Show all lines holding "晋国土资函".

###

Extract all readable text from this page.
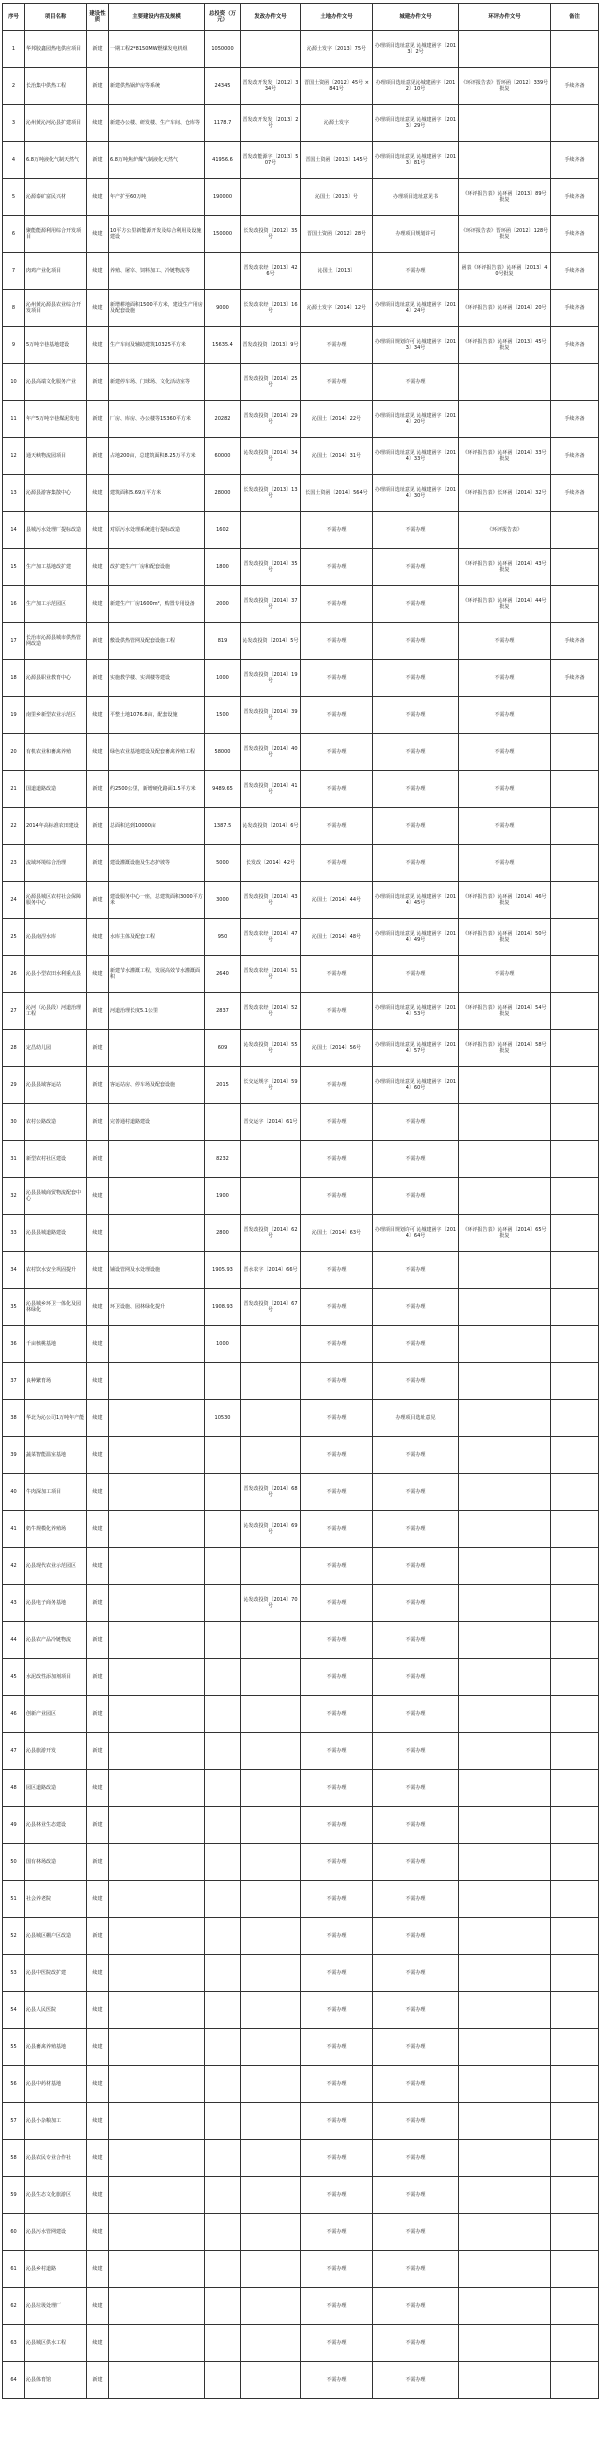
序号	项目名称	建设性质	主要建设内容及规模	总投资（万元）	发改办件文号	土地办件文号	城建办件文号	环评办件文号	备注
1	华邦胶鑫园热电供应项目	新建	一期工程2*8150MW燃煤发电机组	1050000		沁源土发字〔2013〕75号	办理项目选址意见 沁城建函字〔2013〕2号		
2	长治集中供热工程	新建	新建供热锅炉房等系统	24345	晋发改开发发〔2012〕334号	晋国土资函〔2012〕45号 × 841号	办理项目选址意见沁城建函字〔2012〕10号	《环评报告表》晋环函〔2012〕339号批复	手续齐备
3	沁州黄沁河沁县扩建项目	续建	新建办公楼、研发楼、生产车间、仓库等	1178.7	晋发改开发发〔2013〕2号	沁源土发字	办理项目选址意见 沁城建函字〔2013〕29号		
4	6.8万吨液化气制天然气	新建	6.8万吨焦炉煤气制液化天然气	41956.6	晋发改能源字〔2013〕507号	晋国土资函〔2013〕145号	办理项目选址意见 沁城建函字〔2013〕81号		手续齐备
5	沁源泰矿富民兴材	续建	年产扩至60万吨	190000		沁国土〔2013〕号	办理项目选址意见书	《环评报告表》沁环函〔2013〕89号批复	手续齐备
6	聚能能源利用综合开发项目	续建	10平方公里新能源开发及综合利用及设施建设	150000	长发改投资〔2012〕35号	晋国土资函〔2012〕28号	办理项目规划许可	《环评报告表》晋环函〔2012〕128号批复	手续齐备
7	肉鸡产业化项目	续建	养殖、屠宰、饲料加工、冷链物流等		晋发改农经〔2013〕426号	沁国土〔2013〕	不需办理	函表《环评报告表》沁环函〔2013〕40号批复	手续齐备
8	沁州黄沁源县农业综合开发项目	续建	新增耕地面积1500平方米，建设生产用房及配套设施	9000	长发改农经〔2013〕16号	沁源土发字〔2014〕12号	办理项目选址意见 沁城建函字〔2014〕24号	《环评报告表》沁环函〔2014〕20号	手续齐备
9	5万吨辛巷基地建设	续建	生产车间及辅助建筑10325平方米	15635.4	晋发改投资〔2013〕9号	不需办理	办理项目规划许可 沁城建函字〔2013〕34号	《环评报告表》沁环函〔2013〕45号批复	手续齐备
10	沁县高端文化服务产业	新建	新建停车场、门球场、文化活动室等		晋发改投资〔2014〕25号	不需办理	不需办理		
11	年产5万吨辛巷煤泥发电	新建	厂房、库房、办公楼等15360平方米	20282	晋发改投资〔2014〕29号	沁国土〔2014〕22号	办理项目选址意见 沁城建函字〔2014〕20号		手续齐备
12	通天峡物流园项目	新建	占地200亩，总建筑面积8.25万平方米	60000	沁发改投资〔2014〕34号	沁国土〔2014〕31号	办理项目选址意见 沁城建函字〔2014〕33号	《环评报告表》沁环函〔2014〕33号批复	手续齐备
13	沁源县游客集散中心	续建	建筑面积5.69万平方米	28000	长发改投资〔2013〕13号	长国土资函〔2014〕564号	办理项目选址意见 沁城建函字〔2014〕30号	《环评报告表》长环函〔2014〕32号	手续齐备
14	县城污水处理厂提标改造	续建	对原污水处理系统进行提标改造	1602		不需办理	不需办理	《环评报告表》	
15	生产加工基地改扩建	续建	改扩建生产厂房和配套设施	1800	晋发改投资〔2014〕35号	不需办理	不需办理	《环评报告表》沁环函〔2014〕43号批复	
16	生产加工示范园区	续建	新建生产厂房1600m²，购置专用设备	2000	晋发改投资〔2014〕37号	不需办理	不需办理	《环评报告表》沁环函〔2014〕44号批复	
17	长治市沁源县城市供热管网改造	新建	敷设供热管网及配套设施工程	819	沁发改投资〔2014〕5号	不需办理	不需办理	不需办理	手续齐备
18	沁源县职业教育中心	新建	实施教学楼、实训楼等建设	1000	晋发改投资〔2014〕19号	不需办理	不需办理	不需办理	手续齐备
19	南里乡新型农业示范区	续建	平整土地1076.8亩，配套设施	1500	晋发改投资〔2014〕39号	不需办理	不需办理	不需办理	
20	有机农业和畜禽养殖	续建	绿色农业基地建设及配套畜禽养殖工程	58000	晋发改投资〔2014〕40号	不需办理	不需办理	不需办理	
21	国道道路改造	新建	约2500公里，新增硬化路面1.5平方米	9489.65	晋发改投资〔2014〕41号	不需办理	不需办理	不需办理	
22	2014年高标准农田建设	新建	总面积达到10000亩	1387.5	沁发改投资〔2014〕6号	不需办理	不需办理	不需办理	
23	流域环境综合治理	新建	建设灌溉设施及生态护坡等	5000	长发改〔2014〕42号	不需办理	不需办理	不需办理	
24	沁源县城区农村社会保障服务中心	新建	建设服务中心一座，总建筑面积3000平方米	3000	晋发改投资〔2014〕43号	沁国土〔2014〕44号	办理项目选址意见 沁城建函字〔2014〕45号	《环评报告表》沁环函〔2014〕46号批复	
25	沁县南涅水库	续建	水库主体及配套工程	950	晋发改农经〔2014〕47号	沁国土〔2014〕48号	办理项目选址意见 沁城建函字〔2014〕49号	《环评报告表》沁环函〔2014〕50号批复	
26	沁县小型农田水利重点县	续建	新建节水灌溉工程，发展高效节水灌溉面积	2640	晋发改农经〔2014〕51号	不需办理	不需办理	不需办理	
27	沁河（沁县段）河道治理工程	新建	河道治理长度5.1公里	2837	晋发改农经〔2014〕52号	不需办理	办理项目选址意见 沁城建函字〔2014〕53号	《环评报告表》沁环函〔2014〕54号批复	
28	定昌幼儿园	新建		609	沁发改投资〔2014〕55号	沁国土〔2014〕56号	办理项目选址意见 沁城建函字〔2014〕57号	《环评报告表》沁环函〔2014〕58号批复	
29	沁县县域客运站	新建	客运站房、停车场及配套设施	2015	长交运规字〔2014〕59号	不需办理	办理项目选址意见 沁城建函字〔2014〕60号		
30	农村公路改造	新建	完善通村道路建设		晋交运字〔2014〕61号	不需办理	不需办理		
31	新型农村社区建设	新建		8232		不需办理	不需办理		
32	沁县县城商贸物流配套中心	续建		1900		不需办理	不需办理		
33	沁县县城道路建设	续建		2800	晋发改投资〔2014〕62号	沁国土〔2014〕63号	办理项目规划许可 沁城建函字〔2014〕64号	《环评报告表》沁环函〔2014〕65号批复	
34	农村饮水安全巩固提升	续建	铺设管网及水处理设施	1905.93	晋水农字〔2014〕66号	不需办理	不需办理		
35	沁县城乡环卫一体化及园林绿化	续建	环卫设施、园林绿化提升	1908.93	晋发改投资〔2014〕67号	不需办理	不需办理		
36	千亩核桃基地	续建		1000		不需办理	不需办理		
37	良种繁育场	续建				不需办理	不需办理		
38	华北为沁公司1万吨年产能	续建		10530		不需办理	办理项目选址意见		
39	蔬菜智能温室基地	续建				不需办理	不需办理		
40	牛肉深加工项目	续建			晋发改投资〔2014〕68号	不需办理	不需办理		
41	奶牛规模化养殖场	续建			沁发改投资〔2014〕69号	不需办理	不需办理		
42	沁县现代农业示范园区	续建				不需办理	不需办理		
43	沁县电子商务基地	新建			沁发改投资〔2014〕70号	不需办理	不需办理		
44	沁县农产品冷链物流	新建				不需办理	不需办理		
45	水泥改性添加剂项目	新建				不需办理	不需办理		
46	创新产业园区	新建				不需办理	不需办理		
47	沁县旅游开发	新建				不需办理	不需办理		
48	园区道路改造	续建				不需办理	不需办理		
49	沁县林业生态建设	新建				不需办理	不需办理		
50	国有林场改造	新建				不需办理	不需办理		
51	社会养老院	续建				不需办理	不需办理		
52	沁县城区棚户区改造	新建				不需办理	不需办理		
53	沁县中医院改扩建	续建				不需办理	不需办理		
54	沁县人民医院	续建				不需办理	不需办理		
55	沁县畜禽养殖基地	续建				不需办理	不需办理		
56	沁县中药材基地	续建				不需办理	不需办理		
57	沁县小杂粮加工	续建				不需办理	不需办理		
58	沁县农民专业合作社	续建				不需办理	不需办理		
59	沁县生态文化旅游区	续建				不需办理	不需办理		
60	沁县污水管网建设	续建				不需办理	不需办理		
61	沁县乡村道路	续建				不需办理	不需办理		
62	沁县垃圾处理厂	续建				不需办理	不需办理		
63	沁县城区供水工程	续建				不需办理	不需办理		
64	沁县体育馆	新建				不需办理	不需办理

###

◆ ANSWER FOR THIS EXERCISE ◆
2	长治集中供热工程	新建	新建供热锅炉房等系统	24345	晋发改开发发〔2012〕334号	晋国土资函〔2012〕45号 × 841号	办理项目选址意见沁城建函字〔2012〕10号	《环评报告表》晋环函〔2012〕339号批复	手续齐备
4	6.8万吨液化气制天然气	新建	6.8万吨焦炉煤气制液化天然气	41956.6	晋发改能源字〔2013〕507号	晋国土资函〔2013〕145号	办理项目选址意见 沁城建函字〔2013〕81号		手续齐备
6	聚能能源利用综合开发项目	续建	10平方公里新能源开发及综合利用及设施建设	150000	长发改投资〔2012〕35号	晋国土资函〔2012〕28号	办理项目规划许可	《环评报告表》晋环函〔2012〕128号批复	手续齐备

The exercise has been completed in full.